> Task
Copy the lines below as they are; omit the images they contain.

**** Data shown ****

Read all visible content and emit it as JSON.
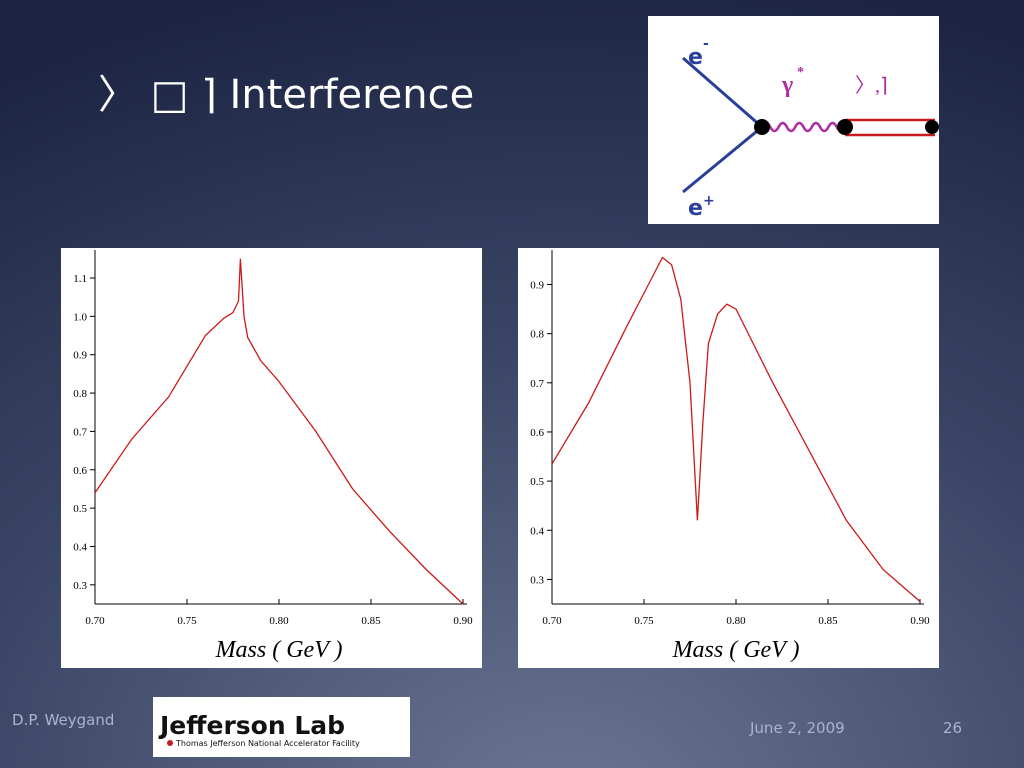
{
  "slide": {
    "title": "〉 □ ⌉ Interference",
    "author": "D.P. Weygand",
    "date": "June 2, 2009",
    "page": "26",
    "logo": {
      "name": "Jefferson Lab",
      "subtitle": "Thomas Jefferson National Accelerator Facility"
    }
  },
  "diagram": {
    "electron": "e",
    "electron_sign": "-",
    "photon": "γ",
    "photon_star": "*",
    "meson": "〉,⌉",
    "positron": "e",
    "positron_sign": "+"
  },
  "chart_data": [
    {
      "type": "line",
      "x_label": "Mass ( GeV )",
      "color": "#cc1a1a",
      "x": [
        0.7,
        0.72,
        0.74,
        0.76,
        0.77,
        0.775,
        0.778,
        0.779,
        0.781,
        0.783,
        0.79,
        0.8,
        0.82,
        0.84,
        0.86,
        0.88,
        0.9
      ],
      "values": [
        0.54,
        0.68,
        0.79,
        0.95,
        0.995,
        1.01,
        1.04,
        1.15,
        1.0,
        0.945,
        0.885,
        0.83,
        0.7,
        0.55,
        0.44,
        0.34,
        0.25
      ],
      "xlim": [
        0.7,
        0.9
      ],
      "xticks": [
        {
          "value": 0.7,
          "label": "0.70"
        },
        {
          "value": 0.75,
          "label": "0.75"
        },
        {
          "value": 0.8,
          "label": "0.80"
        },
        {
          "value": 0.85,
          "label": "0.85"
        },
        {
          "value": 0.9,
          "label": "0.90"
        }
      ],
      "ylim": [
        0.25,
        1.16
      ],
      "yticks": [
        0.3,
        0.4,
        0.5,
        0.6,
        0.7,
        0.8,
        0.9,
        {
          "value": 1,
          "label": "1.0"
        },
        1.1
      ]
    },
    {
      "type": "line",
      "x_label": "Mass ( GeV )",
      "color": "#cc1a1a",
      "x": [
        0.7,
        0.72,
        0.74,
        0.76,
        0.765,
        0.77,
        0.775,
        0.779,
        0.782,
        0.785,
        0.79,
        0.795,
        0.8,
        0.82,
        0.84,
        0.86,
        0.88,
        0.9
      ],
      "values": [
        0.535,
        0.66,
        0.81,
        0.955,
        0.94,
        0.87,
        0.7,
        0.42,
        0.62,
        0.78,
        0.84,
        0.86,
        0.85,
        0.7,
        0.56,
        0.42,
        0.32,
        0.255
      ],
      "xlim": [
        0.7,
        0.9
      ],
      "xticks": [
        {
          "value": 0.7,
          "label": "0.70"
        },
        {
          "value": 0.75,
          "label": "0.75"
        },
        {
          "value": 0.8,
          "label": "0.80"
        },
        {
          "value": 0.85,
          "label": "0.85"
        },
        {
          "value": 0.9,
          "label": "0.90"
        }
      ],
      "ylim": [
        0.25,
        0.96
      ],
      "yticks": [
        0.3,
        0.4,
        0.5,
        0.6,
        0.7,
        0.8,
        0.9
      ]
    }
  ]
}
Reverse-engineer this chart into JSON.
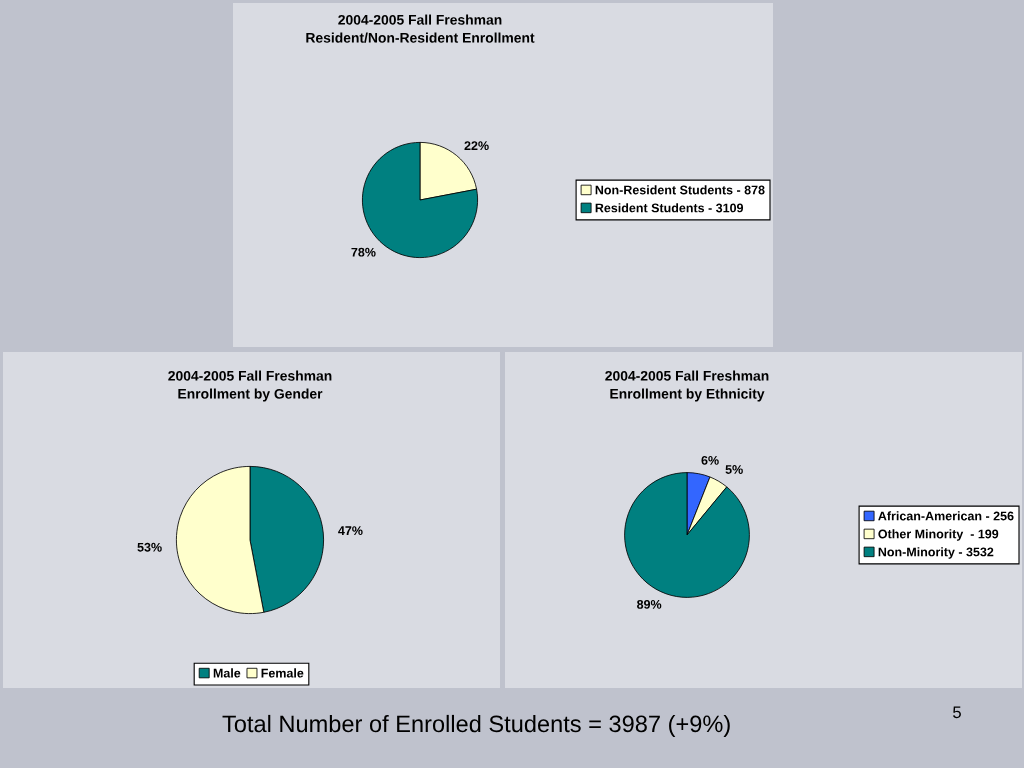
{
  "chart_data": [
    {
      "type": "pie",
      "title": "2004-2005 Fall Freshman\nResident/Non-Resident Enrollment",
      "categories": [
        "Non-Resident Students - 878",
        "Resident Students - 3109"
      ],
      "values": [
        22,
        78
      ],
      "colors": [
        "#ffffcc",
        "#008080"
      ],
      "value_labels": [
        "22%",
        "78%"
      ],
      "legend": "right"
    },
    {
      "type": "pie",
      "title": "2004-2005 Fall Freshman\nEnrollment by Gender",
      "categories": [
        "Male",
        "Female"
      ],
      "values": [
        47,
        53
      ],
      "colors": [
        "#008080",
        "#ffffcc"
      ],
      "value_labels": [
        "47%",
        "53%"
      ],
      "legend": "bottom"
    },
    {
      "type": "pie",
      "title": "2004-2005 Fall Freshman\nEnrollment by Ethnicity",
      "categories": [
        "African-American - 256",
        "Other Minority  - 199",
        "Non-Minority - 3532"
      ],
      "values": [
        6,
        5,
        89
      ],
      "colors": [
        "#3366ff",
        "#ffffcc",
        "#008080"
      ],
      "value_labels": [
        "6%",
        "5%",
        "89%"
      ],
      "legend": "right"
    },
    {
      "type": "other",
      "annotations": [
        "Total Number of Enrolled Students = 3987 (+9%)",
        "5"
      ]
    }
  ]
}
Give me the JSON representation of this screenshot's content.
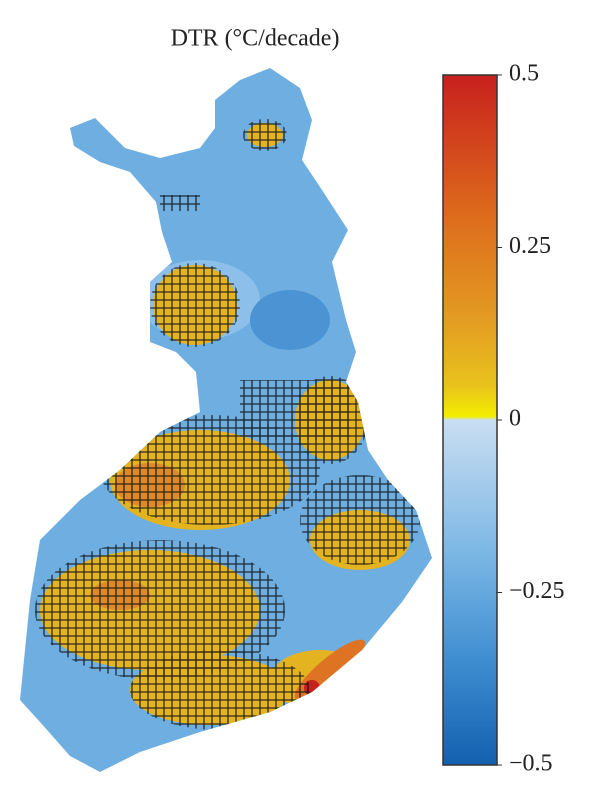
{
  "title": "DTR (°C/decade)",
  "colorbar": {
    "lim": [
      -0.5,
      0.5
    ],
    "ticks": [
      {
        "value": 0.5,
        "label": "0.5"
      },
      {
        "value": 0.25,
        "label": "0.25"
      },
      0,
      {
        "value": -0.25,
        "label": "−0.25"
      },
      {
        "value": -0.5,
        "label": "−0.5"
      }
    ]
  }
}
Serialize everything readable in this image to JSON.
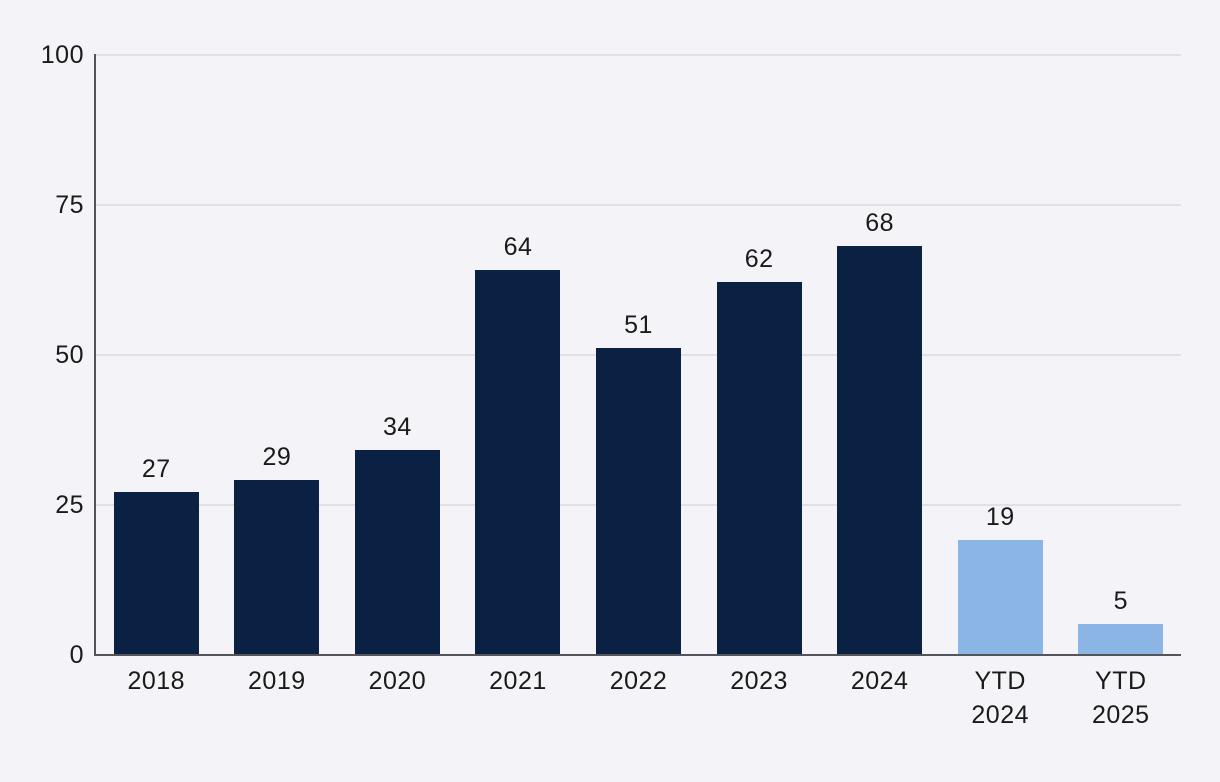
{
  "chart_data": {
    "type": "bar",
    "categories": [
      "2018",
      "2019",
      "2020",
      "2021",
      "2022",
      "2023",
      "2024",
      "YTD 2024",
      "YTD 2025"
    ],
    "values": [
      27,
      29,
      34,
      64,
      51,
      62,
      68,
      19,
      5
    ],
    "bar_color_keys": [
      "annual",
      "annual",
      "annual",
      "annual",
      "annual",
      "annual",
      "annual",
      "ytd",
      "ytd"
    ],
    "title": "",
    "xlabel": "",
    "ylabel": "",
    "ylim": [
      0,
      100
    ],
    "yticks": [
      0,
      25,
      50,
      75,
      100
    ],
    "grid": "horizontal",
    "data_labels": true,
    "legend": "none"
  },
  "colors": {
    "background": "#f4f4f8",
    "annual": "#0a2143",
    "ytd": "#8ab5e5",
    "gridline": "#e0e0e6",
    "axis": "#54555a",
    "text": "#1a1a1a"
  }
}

****

> Exercise result
Read all visible content and emit it as JSON.
{
  "slide": {
    "title": "〉 □ ⌉ Interference",
    "author": "D.P. Weygand",
    "date": "June 2, 2009",
    "page": "26",
    "logo": {
      "name": "Jefferson Lab",
      "subtitle": "Thomas Jefferson National Accelerator Facility"
    }
  },
  "diagram": {
    "electron": "e",
    "electron_sign": "-",
    "photon": "γ",
    "photon_star": "*",
    "meson": "〉,⌉",
    "positron": "e",
    "positron_sign": "+"
  },
  "chart_data": [
    {
      "type": "line",
      "x_label": "Mass ( GeV )",
      "color": "#cc1a1a",
      "x": [
        0.7,
        0.72,
        0.74,
        0.76,
        0.77,
        0.775,
        0.778,
        0.779,
        0.781,
        0.783,
        0.79,
        0.8,
        0.82,
        0.84,
        0.86,
        0.88,
        0.9
      ],
      "values": [
        0.54,
        0.68,
        0.79,
        0.95,
        0.995,
        1.01,
        1.04,
        1.15,
        1.0,
        0.945,
        0.885,
        0.83,
        0.7,
        0.55,
        0.44,
        0.34,
        0.25
      ],
      "xlim": [
        0.7,
        0.9
      ],
      "xticks": [
        {
          "value": 0.7,
          "label": "0.70"
        },
        {
          "value": 0.75,
          "label": "0.75"
        },
        {
          "value": 0.8,
          "label": "0.80"
        },
        {
          "value": 0.85,
          "label": "0.85"
        },
        {
          "value": 0.9,
          "label": "0.90"
        }
      ],
      "ylim": [
        0.25,
        1.16
      ],
      "yticks": [
        0.3,
        0.4,
        0.5,
        0.6,
        0.7,
        0.8,
        0.9,
        {
          "value": 1,
          "label": "1.0"
        },
        1.1
      ]
    },
    {
      "type": "line",
      "x_label": "Mass ( GeV )",
      "color": "#cc1a1a",
      "x": [
        0.7,
        0.72,
        0.74,
        0.76,
        0.765,
        0.77,
        0.775,
        0.779,
        0.782,
        0.785,
        0.79,
        0.795,
        0.8,
        0.82,
        0.84,
        0.86,
        0.88,
        0.9
      ],
      "values": [
        0.535,
        0.66,
        0.81,
        0.955,
        0.94,
        0.87,
        0.7,
        0.42,
        0.62,
        0.78,
        0.84,
        0.86,
        0.85,
        0.7,
        0.56,
        0.42,
        0.32,
        0.255
      ],
      "xlim": [
        0.7,
        0.9
      ],
      "xticks": [
        {
          "value": 0.7,
          "label": "0.70"
        },
        {
          "value": 0.75,
          "label": "0.75"
        },
        {
          "value": 0.8,
          "label": "0.80"
        },
        {
          "value": 0.85,
          "label": "0.85"
        },
        {
          "value": 0.9,
          "label": "0.90"
        }
      ],
      "ylim": [
        0.25,
        0.96
      ],
      "yticks": [
        0.3,
        0.4,
        0.5,
        0.6,
        0.7,
        0.8,
        0.9
      ]
    }
  ]
}
Reverse-engineer this chart into JSON.
{
  "chart_data": [
    {
      "type": "pie",
      "title": "2004-2005 Fall Freshman\nResident/Non-Resident Enrollment",
      "categories": [
        "Non-Resident Students - 878",
        "Resident Students - 3109"
      ],
      "values": [
        22,
        78
      ],
      "colors": [
        "#ffffcc",
        "#008080"
      ],
      "value_labels": [
        "22%",
        "78%"
      ],
      "legend": "right"
    },
    {
      "type": "pie",
      "title": "2004-2005 Fall Freshman\nEnrollment by Gender",
      "categories": [
        "Male",
        "Female"
      ],
      "values": [
        47,
        53
      ],
      "colors": [
        "#008080",
        "#ffffcc"
      ],
      "value_labels": [
        "47%",
        "53%"
      ],
      "legend": "bottom"
    },
    {
      "type": "pie",
      "title": "2004-2005 Fall Freshman\nEnrollment by Ethnicity",
      "categories": [
        "African-American - 256",
        "Other Minority  - 199",
        "Non-Minority - 3532"
      ],
      "values": [
        6,
        5,
        89
      ],
      "colors": [
        "#3366ff",
        "#ffffcc",
        "#008080"
      ],
      "value_labels": [
        "6%",
        "5%",
        "89%"
      ],
      "legend": "right"
    },
    {
      "type": "other",
      "annotations": [
        "Total Number of Enrolled Students = 3987 (+9%)",
        "5"
      ]
    }
  ]
}
Give me the JSON representation of this screenshot's content.
{
  "title": "DTR (°C/decade)",
  "colorbar": {
    "lim": [
      -0.5,
      0.5
    ],
    "ticks": [
      {
        "value": 0.5,
        "label": "0.5"
      },
      {
        "value": 0.25,
        "label": "0.25"
      },
      0,
      {
        "value": -0.25,
        "label": "−0.25"
      },
      {
        "value": -0.5,
        "label": "−0.5"
      }
    ]
  }
}
Serialize everything readable in this image to JSON.
{
  "chart_data": {
    "type": "bar",
    "categories": [
      "2018",
      "2019",
      "2020",
      "2021",
      "2022",
      "2023",
      "2024",
      "YTD 2024",
      "YTD 2025"
    ],
    "values": [
      27,
      29,
      34,
      64,
      51,
      62,
      68,
      19,
      5
    ],
    "bar_color_keys": [
      "annual",
      "annual",
      "annual",
      "annual",
      "annual",
      "annual",
      "annual",
      "ytd",
      "ytd"
    ],
    "title": "",
    "xlabel": "",
    "ylabel": "",
    "ylim": [
      0,
      100
    ],
    "yticks": [
      0,
      25,
      50,
      75,
      100
    ],
    "grid": "horizontal",
    "data_labels": true,
    "legend": "none"
  },
  "colors": {
    "background": "#f4f4f8",
    "annual": "#0a2143",
    "ytd": "#8ab5e5",
    "gridline": "#e0e0e6",
    "axis": "#54555a",
    "text": "#1a1a1a"
  }
}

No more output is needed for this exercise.